— Exercise aim —
Set the listing down unchanged, minus every embedded image.

Structured figure records:
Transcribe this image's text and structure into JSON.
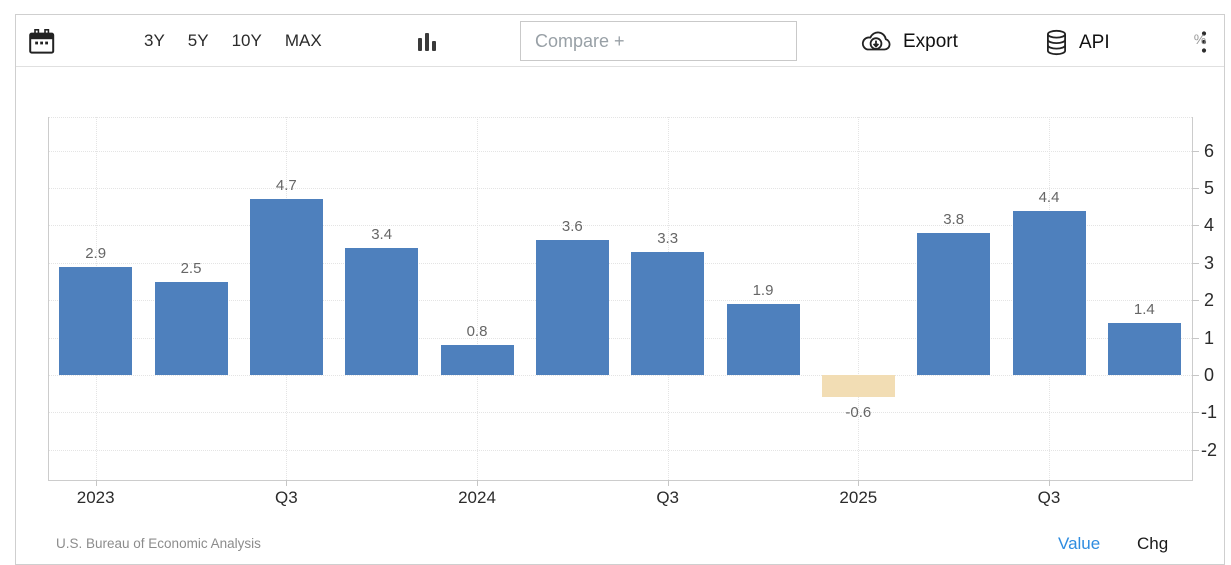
{
  "toolbar": {
    "ranges": [
      "3Y",
      "5Y",
      "10Y",
      "MAX"
    ],
    "compare_placeholder": "Compare +",
    "export_label": "Export",
    "api_label": "API"
  },
  "chart_data": {
    "type": "bar",
    "values": [
      2.9,
      2.5,
      4.7,
      3.4,
      0.8,
      3.6,
      3.3,
      1.9,
      -0.6,
      3.8,
      4.4,
      1.4
    ],
    "x_ticks": [
      {
        "bar_index": 0,
        "label": "2023"
      },
      {
        "bar_index": 2,
        "label": "Q3"
      },
      {
        "bar_index": 4,
        "label": "2024"
      },
      {
        "bar_index": 6,
        "label": "Q3"
      },
      {
        "bar_index": 8,
        "label": "2025"
      },
      {
        "bar_index": 10,
        "label": "Q3"
      }
    ],
    "y_ticks": [
      6,
      5,
      4,
      3,
      2,
      1,
      0,
      -1,
      -2
    ],
    "ylim": [
      -2.8,
      6.9
    ],
    "unit_label": "%",
    "bar_color": "#4e80bd",
    "negative_bar_color": "#f2ddb4",
    "grid": "dotted",
    "title": "",
    "xlabel": "",
    "ylabel": "%"
  },
  "footer": {
    "source": "U.S. Bureau of Economic Analysis",
    "value_label": "Value",
    "chg_label": "Chg",
    "value_color": "#2e8ce0"
  }
}
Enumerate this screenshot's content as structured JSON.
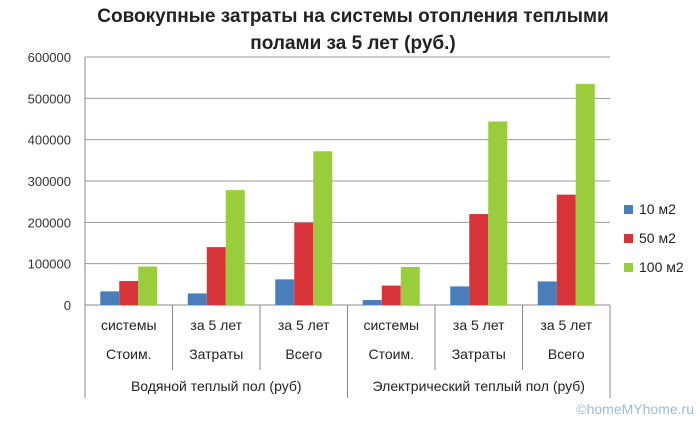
{
  "chart_data": {
    "type": "bar",
    "title_lines": [
      "Совокупные затраты на системы отопления теплыми",
      "полами за 5 лет (руб.)"
    ],
    "categories": [
      [
        "системы",
        "Стоим."
      ],
      [
        "за 5 лет",
        "Затраты"
      ],
      [
        "за 5 лет",
        "Всего"
      ],
      [
        "системы",
        "Стоим."
      ],
      [
        "за 5 лет",
        "Затраты"
      ],
      [
        "за 5 лет",
        "Всего"
      ]
    ],
    "groups": [
      {
        "label": "Водяной теплый пол (руб)",
        "start": 0,
        "end": 3
      },
      {
        "label": "Электрический теплый пол (руб)",
        "start": 3,
        "end": 6
      }
    ],
    "series": [
      {
        "name": "10 м2",
        "color": "#4a7ebb",
        "values": [
          33000,
          28000,
          62000,
          12000,
          45000,
          57000
        ]
      },
      {
        "name": "50 м2",
        "color": "#d9333a",
        "values": [
          58000,
          140000,
          199000,
          47000,
          220000,
          267000
        ]
      },
      {
        "name": "100 м2",
        "color": "#9acd3c",
        "values": [
          93000,
          278000,
          372000,
          92000,
          444000,
          535000
        ]
      }
    ],
    "y_ticks": [
      0,
      100000,
      200000,
      300000,
      400000,
      500000,
      600000
    ],
    "ylim": [
      0,
      600000
    ],
    "grid": true,
    "legend_position": "right"
  },
  "watermark": "©homeMYhome.ru"
}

— Response to this task —
Transcribe this image's text and structure into JSON.
{
  "toolbar": {
    "ranges": [
      "3Y",
      "5Y",
      "10Y",
      "MAX"
    ],
    "compare_placeholder": "Compare +",
    "export_label": "Export",
    "api_label": "API"
  },
  "chart_data": {
    "type": "bar",
    "values": [
      2.9,
      2.5,
      4.7,
      3.4,
      0.8,
      3.6,
      3.3,
      1.9,
      -0.6,
      3.8,
      4.4,
      1.4
    ],
    "x_ticks": [
      {
        "bar_index": 0,
        "label": "2023"
      },
      {
        "bar_index": 2,
        "label": "Q3"
      },
      {
        "bar_index": 4,
        "label": "2024"
      },
      {
        "bar_index": 6,
        "label": "Q3"
      },
      {
        "bar_index": 8,
        "label": "2025"
      },
      {
        "bar_index": 10,
        "label": "Q3"
      }
    ],
    "y_ticks": [
      6,
      5,
      4,
      3,
      2,
      1,
      0,
      -1,
      -2
    ],
    "ylim": [
      -2.8,
      6.9
    ],
    "unit_label": "%",
    "bar_color": "#4e80bd",
    "negative_bar_color": "#f2ddb4",
    "grid": "dotted",
    "title": "",
    "xlabel": "",
    "ylabel": "%"
  },
  "footer": {
    "source": "U.S. Bureau of Economic Analysis",
    "value_label": "Value",
    "chg_label": "Chg",
    "value_color": "#2e8ce0"
  }
}
Enumerate this screenshot's content as structured JSON.
{
  "chart_data": {
    "type": "bar",
    "title_lines": [
      "Совокупные затраты на системы отопления теплыми",
      "полами за 5 лет (руб.)"
    ],
    "categories": [
      [
        "системы",
        "Стоим."
      ],
      [
        "за 5 лет",
        "Затраты"
      ],
      [
        "за 5 лет",
        "Всего"
      ],
      [
        "системы",
        "Стоим."
      ],
      [
        "за 5 лет",
        "Затраты"
      ],
      [
        "за 5 лет",
        "Всего"
      ]
    ],
    "groups": [
      {
        "label": "Водяной теплый пол (руб)",
        "start": 0,
        "end": 3
      },
      {
        "label": "Электрический теплый пол (руб)",
        "start": 3,
        "end": 6
      }
    ],
    "series": [
      {
        "name": "10 м2",
        "color": "#4a7ebb",
        "values": [
          33000,
          28000,
          62000,
          12000,
          45000,
          57000
        ]
      },
      {
        "name": "50 м2",
        "color": "#d9333a",
        "values": [
          58000,
          140000,
          199000,
          47000,
          220000,
          267000
        ]
      },
      {
        "name": "100 м2",
        "color": "#9acd3c",
        "values": [
          93000,
          278000,
          372000,
          92000,
          444000,
          535000
        ]
      }
    ],
    "y_ticks": [
      0,
      100000,
      200000,
      300000,
      400000,
      500000,
      600000
    ],
    "ylim": [
      0,
      600000
    ],
    "grid": true,
    "legend_position": "right"
  },
  "watermark": "©homeMYhome.ru"
}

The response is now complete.